--- Start Records shown ---

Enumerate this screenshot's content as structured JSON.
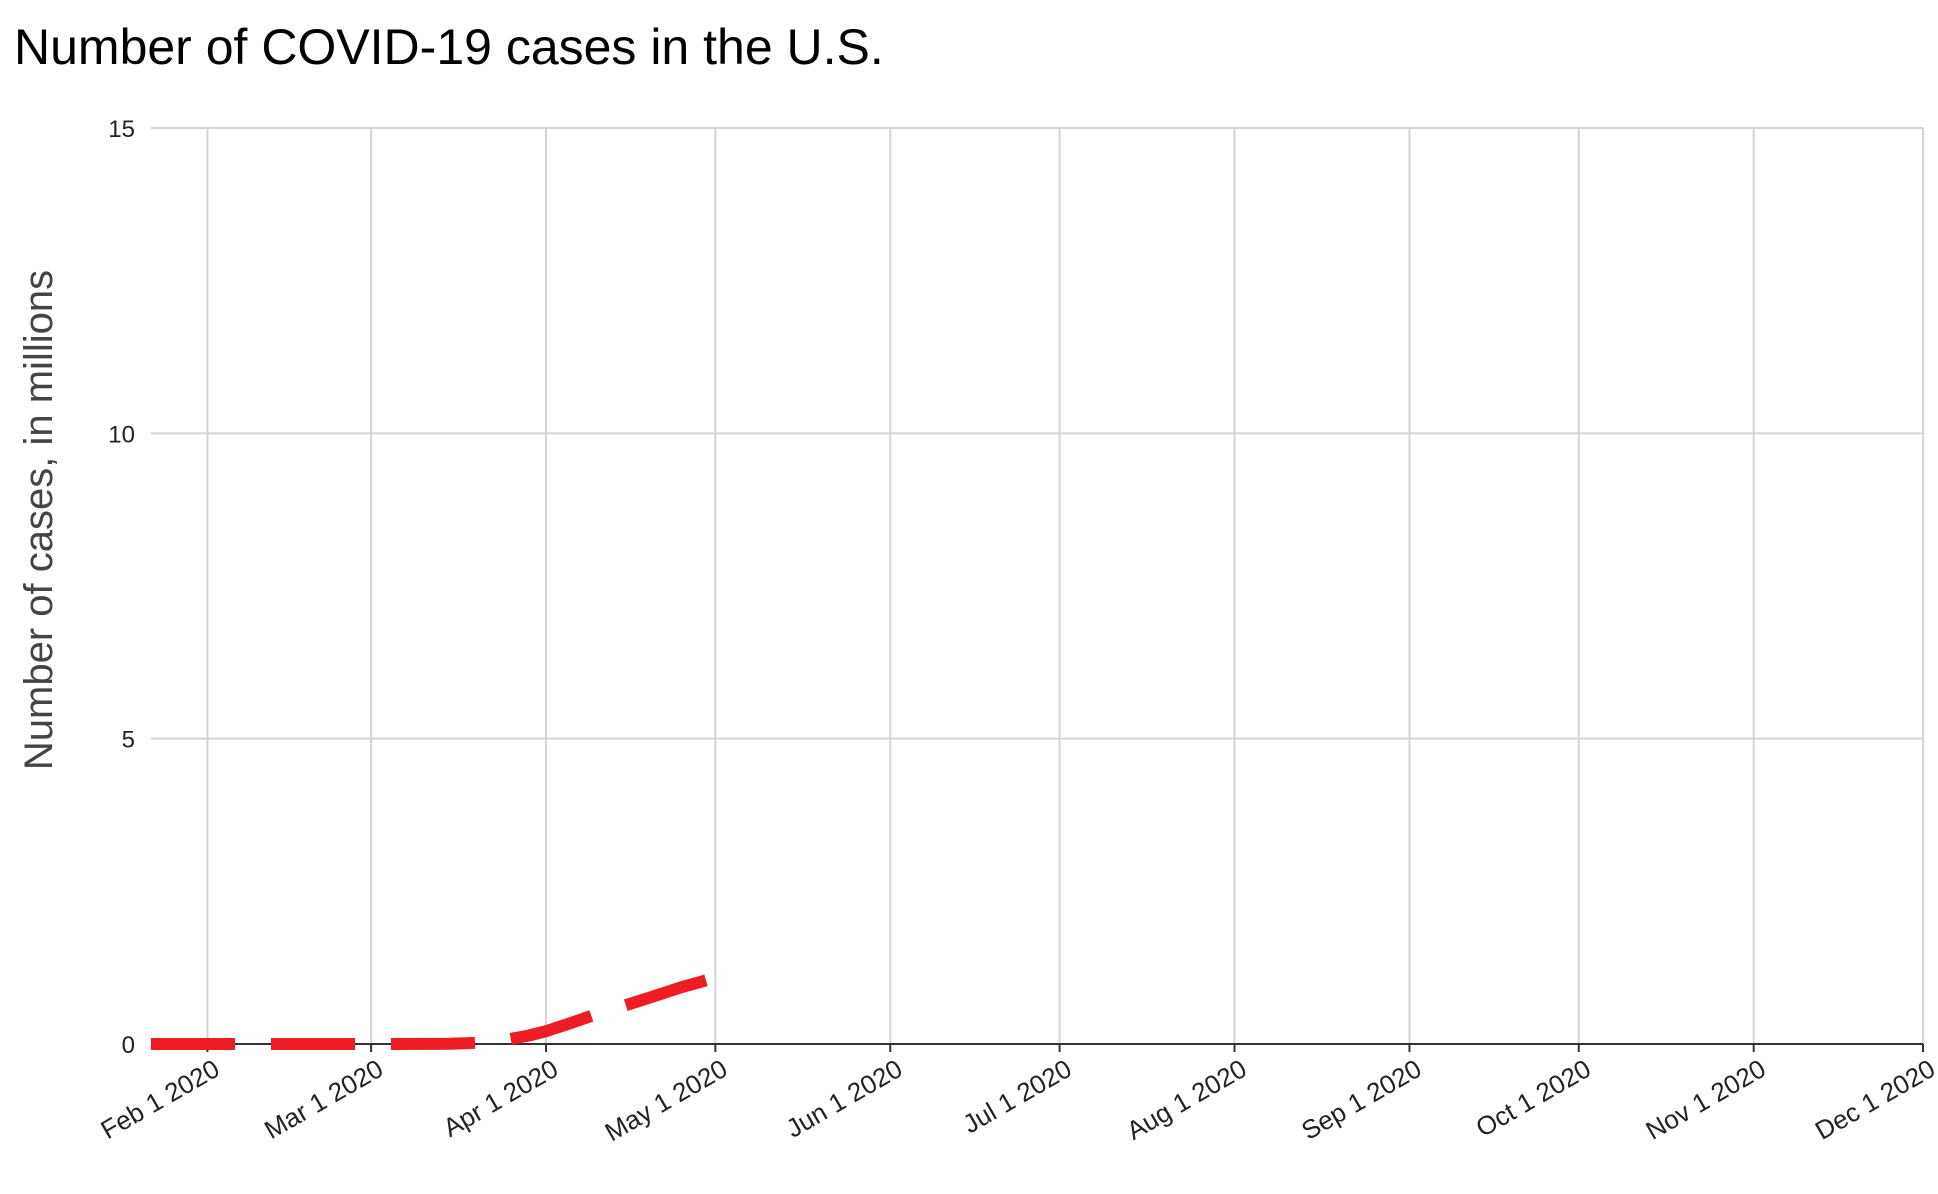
{
  "chart_data": {
    "type": "line",
    "title": "Number of COVID-19 cases in the U.S.",
    "xlabel": "",
    "ylabel": "Number of cases, in millions",
    "ylim": [
      0,
      15
    ],
    "xlim": [
      "2020-01-22",
      "2020-12-01"
    ],
    "y_ticks": [
      {
        "value": 0,
        "label": "0"
      },
      {
        "value": 5,
        "label": "5"
      },
      {
        "value": 10,
        "label": "10"
      },
      {
        "value": 15,
        "label": "15"
      }
    ],
    "x_ticks": [
      {
        "date": "2020-02-01",
        "label": "Feb 1 2020"
      },
      {
        "date": "2020-03-01",
        "label": "Mar 1 2020"
      },
      {
        "date": "2020-04-01",
        "label": "Apr 1 2020"
      },
      {
        "date": "2020-05-01",
        "label": "May 1 2020"
      },
      {
        "date": "2020-06-01",
        "label": "Jun 1 2020"
      },
      {
        "date": "2020-07-01",
        "label": "Jul 1 2020"
      },
      {
        "date": "2020-08-01",
        "label": "Aug 1 2020"
      },
      {
        "date": "2020-09-01",
        "label": "Sep 1 2020"
      },
      {
        "date": "2020-10-01",
        "label": "Oct 1 2020"
      },
      {
        "date": "2020-11-01",
        "label": "Nov 1 2020"
      },
      {
        "date": "2020-12-01",
        "label": "Dec 1 2020"
      }
    ],
    "grid": true,
    "legend": "none",
    "series": [
      {
        "color": "#ee1c25",
        "style": "dashed",
        "points": [
          {
            "x": "2020-01-22",
            "y": 0
          },
          {
            "x": "2020-02-01",
            "y": 0
          },
          {
            "x": "2020-02-15",
            "y": 0
          },
          {
            "x": "2020-03-01",
            "y": 0
          },
          {
            "x": "2020-03-10",
            "y": 0.001
          },
          {
            "x": "2020-03-15",
            "y": 0.004
          },
          {
            "x": "2020-03-20",
            "y": 0.02
          },
          {
            "x": "2020-03-25",
            "y": 0.07
          },
          {
            "x": "2020-03-29",
            "y": 0.14
          },
          {
            "x": "2020-04-01",
            "y": 0.21
          },
          {
            "x": "2020-04-05",
            "y": 0.33
          },
          {
            "x": "2020-04-10",
            "y": 0.49
          },
          {
            "x": "2020-04-15",
            "y": 0.63
          },
          {
            "x": "2020-04-20",
            "y": 0.78
          },
          {
            "x": "2020-04-25",
            "y": 0.93
          },
          {
            "x": "2020-04-30",
            "y": 1.06
          }
        ]
      }
    ]
  }
}
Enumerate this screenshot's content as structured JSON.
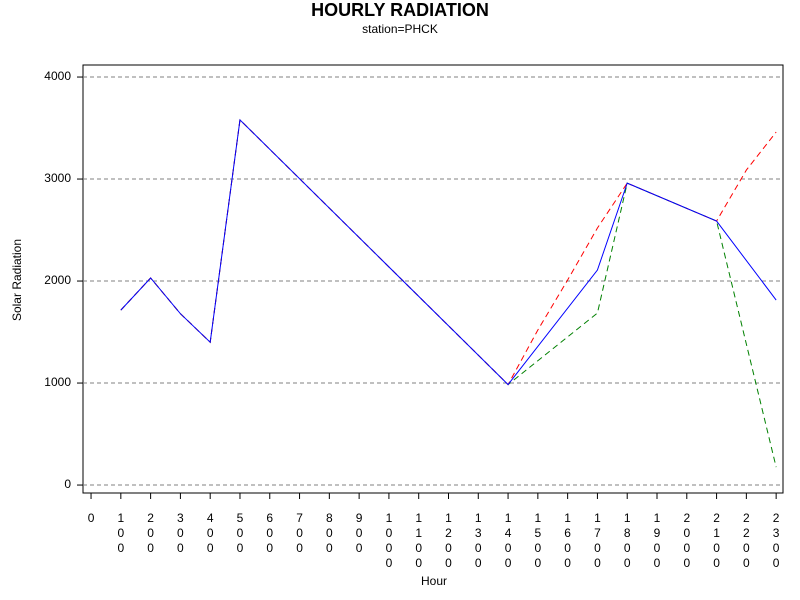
{
  "chart_data": {
    "type": "line",
    "title": "HOURLY RADIATION",
    "subtitle": "station=PHCK",
    "x_label": "Hour",
    "y_label": "Solar Radiation",
    "xlim": [
      -27,
      2323
    ],
    "ylim": [
      -78,
      4118
    ],
    "xticks": [
      0,
      100,
      200,
      300,
      400,
      500,
      600,
      700,
      800,
      900,
      1000,
      1100,
      1200,
      1300,
      1400,
      1500,
      1600,
      1700,
      1800,
      1900,
      2000,
      2100,
      2200,
      2300
    ],
    "yticks": [
      0,
      1000,
      2000,
      3000,
      4000
    ],
    "grid": true,
    "series": [
      {
        "color": "#0000ff",
        "dashed": false,
        "x": [
          100,
          200,
          300,
          400,
          500,
          1400,
          1700,
          1800,
          2100,
          2300
        ],
        "values": [
          1715,
          2030,
          1680,
          1400,
          3580,
          985,
          2108,
          2960,
          2588,
          1814
        ]
      },
      {
        "color": "#ff0000",
        "dashed": true,
        "x": [
          100,
          200,
          300,
          400,
          500,
          1400,
          1500,
          1600,
          1700,
          1800,
          2100,
          2200,
          2300
        ],
        "values": [
          1715,
          2030,
          1680,
          1400,
          3580,
          985,
          1520,
          2010,
          2520,
          2960,
          2588,
          3088,
          3460
        ]
      },
      {
        "color": "#008000",
        "dashed": true,
        "x": [
          100,
          200,
          300,
          400,
          500,
          1400,
          1700,
          1800,
          2100,
          2300
        ],
        "values": [
          1715,
          2030,
          1680,
          1400,
          3580,
          985,
          1686,
          2960,
          2588,
          176
        ]
      }
    ]
  }
}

--- End Records shown ---

**Given instruction**
A faithful copy of the records above is needed, with the pictures left out.

**Final result**
Enumerate this screenshot's content as structured JSON.
{
  "chart_data": {
    "type": "line",
    "title": "Number of COVID-19 cases in the U.S.",
    "xlabel": "",
    "ylabel": "Number of cases, in millions",
    "ylim": [
      0,
      15
    ],
    "xlim": [
      "2020-01-22",
      "2020-12-01"
    ],
    "y_ticks": [
      {
        "value": 0,
        "label": "0"
      },
      {
        "value": 5,
        "label": "5"
      },
      {
        "value": 10,
        "label": "10"
      },
      {
        "value": 15,
        "label": "15"
      }
    ],
    "x_ticks": [
      {
        "date": "2020-02-01",
        "label": "Feb 1 2020"
      },
      {
        "date": "2020-03-01",
        "label": "Mar 1 2020"
      },
      {
        "date": "2020-04-01",
        "label": "Apr 1 2020"
      },
      {
        "date": "2020-05-01",
        "label": "May 1 2020"
      },
      {
        "date": "2020-06-01",
        "label": "Jun 1 2020"
      },
      {
        "date": "2020-07-01",
        "label": "Jul 1 2020"
      },
      {
        "date": "2020-08-01",
        "label": "Aug 1 2020"
      },
      {
        "date": "2020-09-01",
        "label": "Sep 1 2020"
      },
      {
        "date": "2020-10-01",
        "label": "Oct 1 2020"
      },
      {
        "date": "2020-11-01",
        "label": "Nov 1 2020"
      },
      {
        "date": "2020-12-01",
        "label": "Dec 1 2020"
      }
    ],
    "grid": true,
    "legend": "none",
    "series": [
      {
        "color": "#ee1c25",
        "style": "dashed",
        "points": [
          {
            "x": "2020-01-22",
            "y": 0
          },
          {
            "x": "2020-02-01",
            "y": 0
          },
          {
            "x": "2020-02-15",
            "y": 0
          },
          {
            "x": "2020-03-01",
            "y": 0
          },
          {
            "x": "2020-03-10",
            "y": 0.001
          },
          {
            "x": "2020-03-15",
            "y": 0.004
          },
          {
            "x": "2020-03-20",
            "y": 0.02
          },
          {
            "x": "2020-03-25",
            "y": 0.07
          },
          {
            "x": "2020-03-29",
            "y": 0.14
          },
          {
            "x": "2020-04-01",
            "y": 0.21
          },
          {
            "x": "2020-04-05",
            "y": 0.33
          },
          {
            "x": "2020-04-10",
            "y": 0.49
          },
          {
            "x": "2020-04-15",
            "y": 0.63
          },
          {
            "x": "2020-04-20",
            "y": 0.78
          },
          {
            "x": "2020-04-25",
            "y": 0.93
          },
          {
            "x": "2020-04-30",
            "y": 1.06
          }
        ]
      }
    ]
  }
}
Enumerate this screenshot's content as structured JSON.
{
  "chart_data": {
    "type": "line",
    "title": "HOURLY RADIATION",
    "subtitle": "station=PHCK",
    "x_label": "Hour",
    "y_label": "Solar Radiation",
    "xlim": [
      -27,
      2323
    ],
    "ylim": [
      -78,
      4118
    ],
    "xticks": [
      0,
      100,
      200,
      300,
      400,
      500,
      600,
      700,
      800,
      900,
      1000,
      1100,
      1200,
      1300,
      1400,
      1500,
      1600,
      1700,
      1800,
      1900,
      2000,
      2100,
      2200,
      2300
    ],
    "yticks": [
      0,
      1000,
      2000,
      3000,
      4000
    ],
    "grid": true,
    "series": [
      {
        "color": "#0000ff",
        "dashed": false,
        "x": [
          100,
          200,
          300,
          400,
          500,
          1400,
          1700,
          1800,
          2100,
          2300
        ],
        "values": [
          1715,
          2030,
          1680,
          1400,
          3580,
          985,
          2108,
          2960,
          2588,
          1814
        ]
      },
      {
        "color": "#ff0000",
        "dashed": true,
        "x": [
          100,
          200,
          300,
          400,
          500,
          1400,
          1500,
          1600,
          1700,
          1800,
          2100,
          2200,
          2300
        ],
        "values": [
          1715,
          2030,
          1680,
          1400,
          3580,
          985,
          1520,
          2010,
          2520,
          2960,
          2588,
          3088,
          3460
        ]
      },
      {
        "color": "#008000",
        "dashed": true,
        "x": [
          100,
          200,
          300,
          400,
          500,
          1400,
          1700,
          1800,
          2100,
          2300
        ],
        "values": [
          1715,
          2030,
          1680,
          1400,
          3580,
          985,
          1686,
          2960,
          2588,
          176
        ]
      }
    ]
  }
}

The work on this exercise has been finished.